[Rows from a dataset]
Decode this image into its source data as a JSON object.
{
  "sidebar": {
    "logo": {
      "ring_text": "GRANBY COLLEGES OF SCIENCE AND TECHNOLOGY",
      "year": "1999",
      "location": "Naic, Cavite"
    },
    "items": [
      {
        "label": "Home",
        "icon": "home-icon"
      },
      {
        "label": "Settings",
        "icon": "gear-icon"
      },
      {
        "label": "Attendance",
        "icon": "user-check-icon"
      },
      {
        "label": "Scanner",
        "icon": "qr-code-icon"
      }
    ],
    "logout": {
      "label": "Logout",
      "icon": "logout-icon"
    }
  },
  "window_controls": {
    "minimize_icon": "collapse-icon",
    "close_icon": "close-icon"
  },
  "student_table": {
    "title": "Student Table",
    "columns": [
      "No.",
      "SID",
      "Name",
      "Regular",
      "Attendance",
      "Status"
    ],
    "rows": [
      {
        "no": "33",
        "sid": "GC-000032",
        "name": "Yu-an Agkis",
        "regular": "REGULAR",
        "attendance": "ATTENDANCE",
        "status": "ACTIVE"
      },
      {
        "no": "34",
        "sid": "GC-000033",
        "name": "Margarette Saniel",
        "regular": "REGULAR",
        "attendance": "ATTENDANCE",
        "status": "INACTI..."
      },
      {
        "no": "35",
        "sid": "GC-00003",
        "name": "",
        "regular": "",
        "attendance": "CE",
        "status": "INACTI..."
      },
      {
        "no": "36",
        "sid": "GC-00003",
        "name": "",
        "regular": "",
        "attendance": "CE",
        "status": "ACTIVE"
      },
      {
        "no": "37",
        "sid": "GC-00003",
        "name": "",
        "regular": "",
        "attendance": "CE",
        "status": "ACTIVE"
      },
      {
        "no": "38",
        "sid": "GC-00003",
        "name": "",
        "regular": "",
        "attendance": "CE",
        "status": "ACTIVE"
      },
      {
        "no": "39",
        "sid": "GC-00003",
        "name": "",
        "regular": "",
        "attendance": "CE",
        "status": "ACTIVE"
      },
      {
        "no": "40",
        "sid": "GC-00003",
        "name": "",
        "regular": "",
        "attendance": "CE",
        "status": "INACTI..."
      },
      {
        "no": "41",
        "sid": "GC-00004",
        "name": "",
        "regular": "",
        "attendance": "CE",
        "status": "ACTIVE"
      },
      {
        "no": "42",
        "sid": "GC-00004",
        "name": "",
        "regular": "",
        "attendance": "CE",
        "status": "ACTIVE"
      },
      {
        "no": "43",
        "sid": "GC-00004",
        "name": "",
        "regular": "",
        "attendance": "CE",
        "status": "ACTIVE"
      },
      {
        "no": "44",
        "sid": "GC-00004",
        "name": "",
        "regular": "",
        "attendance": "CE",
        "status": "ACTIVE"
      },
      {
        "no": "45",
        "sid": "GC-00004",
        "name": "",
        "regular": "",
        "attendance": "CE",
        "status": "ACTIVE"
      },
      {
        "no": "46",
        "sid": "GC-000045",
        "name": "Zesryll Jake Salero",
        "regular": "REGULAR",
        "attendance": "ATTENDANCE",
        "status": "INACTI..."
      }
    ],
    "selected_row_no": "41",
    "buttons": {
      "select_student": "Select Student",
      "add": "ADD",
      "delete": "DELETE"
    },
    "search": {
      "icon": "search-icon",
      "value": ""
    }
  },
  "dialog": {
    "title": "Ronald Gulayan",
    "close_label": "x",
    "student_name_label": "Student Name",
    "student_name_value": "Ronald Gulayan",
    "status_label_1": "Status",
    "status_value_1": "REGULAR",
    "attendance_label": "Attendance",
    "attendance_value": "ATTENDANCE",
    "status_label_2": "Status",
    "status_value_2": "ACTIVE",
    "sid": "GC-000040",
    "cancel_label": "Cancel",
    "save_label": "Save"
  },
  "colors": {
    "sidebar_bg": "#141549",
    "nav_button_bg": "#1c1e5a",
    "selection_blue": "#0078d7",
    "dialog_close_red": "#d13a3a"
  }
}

▸ **PROBLEM DESCRIPTION**:
How many lines of these entries hold the string "Ronald"? Answer with the number alone.

▸ **TASK ANSWER**:
2